**WHAT YOU WILL DO**. Reproduce every one of the items below verbatim, keeping each line unchanged.

**TASK MATERIAL**.
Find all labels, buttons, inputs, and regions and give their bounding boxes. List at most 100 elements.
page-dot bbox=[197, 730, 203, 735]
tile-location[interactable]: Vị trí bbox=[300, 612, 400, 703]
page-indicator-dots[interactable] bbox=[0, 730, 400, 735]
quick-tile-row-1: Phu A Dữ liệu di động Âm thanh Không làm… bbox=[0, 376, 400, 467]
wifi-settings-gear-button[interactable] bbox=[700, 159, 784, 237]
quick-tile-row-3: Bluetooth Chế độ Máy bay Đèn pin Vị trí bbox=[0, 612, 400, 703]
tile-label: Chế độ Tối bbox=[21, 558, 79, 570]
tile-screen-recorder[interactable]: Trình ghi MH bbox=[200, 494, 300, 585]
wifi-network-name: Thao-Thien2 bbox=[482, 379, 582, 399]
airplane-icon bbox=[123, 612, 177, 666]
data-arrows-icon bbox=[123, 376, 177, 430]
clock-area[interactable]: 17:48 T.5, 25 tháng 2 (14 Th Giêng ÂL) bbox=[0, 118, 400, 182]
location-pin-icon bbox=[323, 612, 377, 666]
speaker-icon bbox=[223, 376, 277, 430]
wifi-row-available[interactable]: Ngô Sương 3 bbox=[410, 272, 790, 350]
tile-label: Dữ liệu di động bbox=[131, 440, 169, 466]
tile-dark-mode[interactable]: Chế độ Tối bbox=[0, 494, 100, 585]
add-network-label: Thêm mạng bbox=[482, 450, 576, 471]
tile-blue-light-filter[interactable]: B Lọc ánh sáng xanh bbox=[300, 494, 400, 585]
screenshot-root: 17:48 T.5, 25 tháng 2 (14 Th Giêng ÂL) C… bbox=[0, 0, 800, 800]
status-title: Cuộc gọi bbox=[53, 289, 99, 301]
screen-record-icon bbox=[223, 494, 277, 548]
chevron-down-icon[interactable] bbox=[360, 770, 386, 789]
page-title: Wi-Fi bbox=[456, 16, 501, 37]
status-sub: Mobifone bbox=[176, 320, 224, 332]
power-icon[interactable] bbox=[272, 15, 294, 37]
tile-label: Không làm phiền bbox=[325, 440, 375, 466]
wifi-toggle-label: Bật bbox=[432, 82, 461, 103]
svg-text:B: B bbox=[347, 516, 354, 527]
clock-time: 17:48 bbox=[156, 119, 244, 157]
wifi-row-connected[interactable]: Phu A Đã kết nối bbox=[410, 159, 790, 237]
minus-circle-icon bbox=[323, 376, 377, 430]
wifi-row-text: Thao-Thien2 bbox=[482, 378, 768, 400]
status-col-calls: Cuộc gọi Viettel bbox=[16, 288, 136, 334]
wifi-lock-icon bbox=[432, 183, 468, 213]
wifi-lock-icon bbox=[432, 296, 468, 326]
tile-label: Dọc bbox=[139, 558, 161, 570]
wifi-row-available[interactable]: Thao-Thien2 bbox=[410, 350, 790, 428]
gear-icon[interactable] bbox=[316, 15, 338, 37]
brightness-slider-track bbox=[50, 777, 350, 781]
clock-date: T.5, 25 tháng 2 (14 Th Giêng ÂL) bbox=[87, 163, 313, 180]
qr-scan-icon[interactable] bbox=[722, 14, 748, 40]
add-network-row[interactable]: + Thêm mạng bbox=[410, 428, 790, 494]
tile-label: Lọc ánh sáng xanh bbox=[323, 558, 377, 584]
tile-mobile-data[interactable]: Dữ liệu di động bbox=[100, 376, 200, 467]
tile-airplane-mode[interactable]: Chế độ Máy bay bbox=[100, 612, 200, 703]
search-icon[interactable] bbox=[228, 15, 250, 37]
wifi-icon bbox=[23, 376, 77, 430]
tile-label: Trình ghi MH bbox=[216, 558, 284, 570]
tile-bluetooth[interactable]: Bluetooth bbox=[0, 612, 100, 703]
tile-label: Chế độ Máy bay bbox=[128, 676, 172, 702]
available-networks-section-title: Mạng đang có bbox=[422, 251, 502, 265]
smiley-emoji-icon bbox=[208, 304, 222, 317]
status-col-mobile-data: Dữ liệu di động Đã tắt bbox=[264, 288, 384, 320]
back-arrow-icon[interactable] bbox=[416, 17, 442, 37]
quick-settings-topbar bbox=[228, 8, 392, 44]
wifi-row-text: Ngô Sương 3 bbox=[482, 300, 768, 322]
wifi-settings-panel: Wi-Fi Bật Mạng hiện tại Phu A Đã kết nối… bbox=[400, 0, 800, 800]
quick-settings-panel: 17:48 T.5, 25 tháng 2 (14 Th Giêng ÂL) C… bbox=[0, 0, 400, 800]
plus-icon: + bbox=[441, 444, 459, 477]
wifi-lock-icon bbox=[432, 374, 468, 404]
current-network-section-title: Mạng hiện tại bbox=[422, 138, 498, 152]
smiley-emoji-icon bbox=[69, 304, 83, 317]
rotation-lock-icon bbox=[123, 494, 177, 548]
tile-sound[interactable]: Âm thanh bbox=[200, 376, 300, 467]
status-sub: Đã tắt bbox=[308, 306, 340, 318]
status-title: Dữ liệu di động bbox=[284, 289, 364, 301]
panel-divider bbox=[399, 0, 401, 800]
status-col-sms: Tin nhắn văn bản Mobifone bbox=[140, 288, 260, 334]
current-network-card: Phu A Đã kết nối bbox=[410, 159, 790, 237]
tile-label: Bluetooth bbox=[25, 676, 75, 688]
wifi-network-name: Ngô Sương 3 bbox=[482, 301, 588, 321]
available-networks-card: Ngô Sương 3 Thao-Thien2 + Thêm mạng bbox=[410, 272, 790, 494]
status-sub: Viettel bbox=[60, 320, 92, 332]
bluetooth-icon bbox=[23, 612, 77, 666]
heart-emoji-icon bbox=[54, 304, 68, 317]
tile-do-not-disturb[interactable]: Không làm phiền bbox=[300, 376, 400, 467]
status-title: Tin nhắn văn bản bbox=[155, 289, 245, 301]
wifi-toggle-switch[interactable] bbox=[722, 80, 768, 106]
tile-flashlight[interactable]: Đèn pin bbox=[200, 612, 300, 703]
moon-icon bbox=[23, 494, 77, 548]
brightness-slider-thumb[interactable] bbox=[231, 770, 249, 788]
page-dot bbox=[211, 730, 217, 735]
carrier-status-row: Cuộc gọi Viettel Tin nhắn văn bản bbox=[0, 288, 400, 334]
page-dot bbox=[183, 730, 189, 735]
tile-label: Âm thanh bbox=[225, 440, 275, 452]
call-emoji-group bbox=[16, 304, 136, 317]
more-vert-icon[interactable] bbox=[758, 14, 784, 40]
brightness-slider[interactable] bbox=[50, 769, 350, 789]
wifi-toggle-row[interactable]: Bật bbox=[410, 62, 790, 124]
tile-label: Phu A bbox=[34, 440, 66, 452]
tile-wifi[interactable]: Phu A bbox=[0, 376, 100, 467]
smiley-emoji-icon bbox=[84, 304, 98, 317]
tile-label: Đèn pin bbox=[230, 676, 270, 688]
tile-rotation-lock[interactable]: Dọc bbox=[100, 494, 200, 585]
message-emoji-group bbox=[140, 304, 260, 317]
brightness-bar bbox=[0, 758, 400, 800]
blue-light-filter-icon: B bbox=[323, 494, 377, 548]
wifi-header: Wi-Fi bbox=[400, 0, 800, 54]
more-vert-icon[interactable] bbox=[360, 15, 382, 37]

**FULL OUTPUT**.
Find all labels, buttons, inputs, and regions and give their bounding boxes. List at most 100 elements.
page-dot bbox=[197, 730, 203, 735]
tile-location[interactable]: Vị trí bbox=[300, 612, 400, 703]
page-indicator-dots[interactable] bbox=[0, 730, 400, 735]
quick-tile-row-1: Phu A Dữ liệu di động Âm thanh Không làm… bbox=[0, 376, 400, 467]
wifi-settings-gear-button[interactable] bbox=[700, 159, 784, 237]
quick-tile-row-3: Bluetooth Chế độ Máy bay Đèn pin Vị trí bbox=[0, 612, 400, 703]
tile-label: Chế độ Tối bbox=[21, 558, 79, 570]
tile-screen-recorder[interactable]: Trình ghi MH bbox=[200, 494, 300, 585]
wifi-network-name: Thao-Thien2 bbox=[482, 379, 582, 399]
airplane-icon bbox=[123, 612, 177, 666]
data-arrows-icon bbox=[123, 376, 177, 430]
clock-area[interactable]: 17:48 T.5, 25 tháng 2 (14 Th Giêng ÂL) bbox=[0, 118, 400, 182]
location-pin-icon bbox=[323, 612, 377, 666]
speaker-icon bbox=[223, 376, 277, 430]
wifi-row-available[interactable]: Ngô Sương 3 bbox=[410, 272, 790, 350]
tile-label: Dữ liệu di động bbox=[131, 440, 169, 466]
tile-dark-mode[interactable]: Chế độ Tối bbox=[0, 494, 100, 585]
add-network-label: Thêm mạng bbox=[482, 450, 576, 471]
tile-blue-light-filter[interactable]: B Lọc ánh sáng xanh bbox=[300, 494, 400, 585]
screenshot-root: 17:48 T.5, 25 tháng 2 (14 Th Giêng ÂL) C… bbox=[0, 0, 800, 800]
status-title: Cuộc gọi bbox=[53, 289, 99, 301]
screen-record-icon bbox=[223, 494, 277, 548]
chevron-down-icon[interactable] bbox=[360, 770, 386, 789]
page-title: Wi-Fi bbox=[456, 16, 501, 37]
status-sub: Mobifone bbox=[176, 320, 224, 332]
power-icon[interactable] bbox=[272, 15, 294, 37]
tile-label: Không làm phiền bbox=[325, 440, 375, 466]
wifi-toggle-label: Bật bbox=[432, 82, 461, 103]
svg-text:B: B bbox=[347, 516, 354, 527]
clock-time: 17:48 bbox=[156, 119, 244, 157]
wifi-row-connected[interactable]: Phu A Đã kết nối bbox=[410, 159, 790, 237]
minus-circle-icon bbox=[323, 376, 377, 430]
wifi-row-text: Thao-Thien2 bbox=[482, 378, 768, 400]
status-col-calls: Cuộc gọi Viettel bbox=[16, 288, 136, 334]
wifi-lock-icon bbox=[432, 183, 468, 213]
wifi-lock-icon bbox=[432, 296, 468, 326]
tile-label: Dọc bbox=[139, 558, 161, 570]
wifi-row-available[interactable]: Thao-Thien2 bbox=[410, 350, 790, 428]
gear-icon[interactable] bbox=[316, 15, 338, 37]
brightness-slider-track bbox=[50, 777, 350, 781]
clock-date: T.5, 25 tháng 2 (14 Th Giêng ÂL) bbox=[87, 163, 313, 180]
qr-scan-icon[interactable] bbox=[722, 14, 748, 40]
add-network-row[interactable]: + Thêm mạng bbox=[410, 428, 790, 494]
tile-label: Lọc ánh sáng xanh bbox=[323, 558, 377, 584]
tile-mobile-data[interactable]: Dữ liệu di động bbox=[100, 376, 200, 467]
tile-airplane-mode[interactable]: Chế độ Máy bay bbox=[100, 612, 200, 703]
search-icon[interactable] bbox=[228, 15, 250, 37]
wifi-icon bbox=[23, 376, 77, 430]
tile-label: Trình ghi MH bbox=[216, 558, 284, 570]
tile-bluetooth[interactable]: Bluetooth bbox=[0, 612, 100, 703]
tile-label: Chế độ Máy bay bbox=[128, 676, 172, 702]
available-networks-section-title: Mạng đang có bbox=[422, 251, 502, 265]
smiley-emoji-icon bbox=[208, 304, 222, 317]
status-col-mobile-data: Dữ liệu di động Đã tắt bbox=[264, 288, 384, 320]
back-arrow-icon[interactable] bbox=[416, 17, 442, 37]
quick-settings-topbar bbox=[228, 8, 392, 44]
wifi-row-text: Ngô Sương 3 bbox=[482, 300, 768, 322]
wifi-settings-panel: Wi-Fi Bật Mạng hiện tại Phu A Đã kết nối… bbox=[400, 0, 800, 800]
quick-settings-panel: 17:48 T.5, 25 tháng 2 (14 Th Giêng ÂL) C… bbox=[0, 0, 400, 800]
plus-icon: + bbox=[441, 444, 459, 477]
wifi-lock-icon bbox=[432, 374, 468, 404]
current-network-section-title: Mạng hiện tại bbox=[422, 138, 498, 152]
smiley-emoji-icon bbox=[69, 304, 83, 317]
rotation-lock-icon bbox=[123, 494, 177, 548]
tile-sound[interactable]: Âm thanh bbox=[200, 376, 300, 467]
status-sub: Đã tắt bbox=[308, 306, 340, 318]
status-title: Dữ liệu di động bbox=[284, 289, 364, 301]
panel-divider bbox=[399, 0, 401, 800]
status-col-sms: Tin nhắn văn bản Mobifone bbox=[140, 288, 260, 334]
current-network-card: Phu A Đã kết nối bbox=[410, 159, 790, 237]
tile-label: Bluetooth bbox=[25, 676, 75, 688]
wifi-network-name: Ngô Sương 3 bbox=[482, 301, 588, 321]
available-networks-card: Ngô Sương 3 Thao-Thien2 + Thêm mạng bbox=[410, 272, 790, 494]
status-sub: Viettel bbox=[60, 320, 92, 332]
bluetooth-icon bbox=[23, 612, 77, 666]
heart-emoji-icon bbox=[54, 304, 68, 317]
tile-do-not-disturb[interactable]: Không làm phiền bbox=[300, 376, 400, 467]
status-title: Tin nhắn văn bản bbox=[155, 289, 245, 301]
wifi-toggle-switch[interactable] bbox=[722, 80, 768, 106]
tile-flashlight[interactable]: Đèn pin bbox=[200, 612, 300, 703]
moon-icon bbox=[23, 494, 77, 548]
brightness-slider-thumb[interactable] bbox=[231, 770, 249, 788]
page-dot bbox=[211, 730, 217, 735]
carrier-status-row: Cuộc gọi Viettel Tin nhắn văn bản bbox=[0, 288, 400, 334]
page-dot bbox=[183, 730, 189, 735]
tile-label: Âm thanh bbox=[225, 440, 275, 452]
call-emoji-group bbox=[16, 304, 136, 317]
more-vert-icon[interactable] bbox=[758, 14, 784, 40]
brightness-slider[interactable] bbox=[50, 769, 350, 789]
wifi-toggle-row[interactable]: Bật bbox=[410, 62, 790, 124]
tile-label: Phu A bbox=[34, 440, 66, 452]
tile-wifi[interactable]: Phu A bbox=[0, 376, 100, 467]
smiley-emoji-icon bbox=[84, 304, 98, 317]
tile-label: Đèn pin bbox=[230, 676, 270, 688]
tile-rotation-lock[interactable]: Dọc bbox=[100, 494, 200, 585]
message-emoji-group bbox=[140, 304, 260, 317]
brightness-bar bbox=[0, 758, 400, 800]
blue-light-filter-icon: B bbox=[323, 494, 377, 548]
wifi-header: Wi-Fi bbox=[400, 0, 800, 54]
more-vert-icon[interactable] bbox=[360, 15, 382, 37]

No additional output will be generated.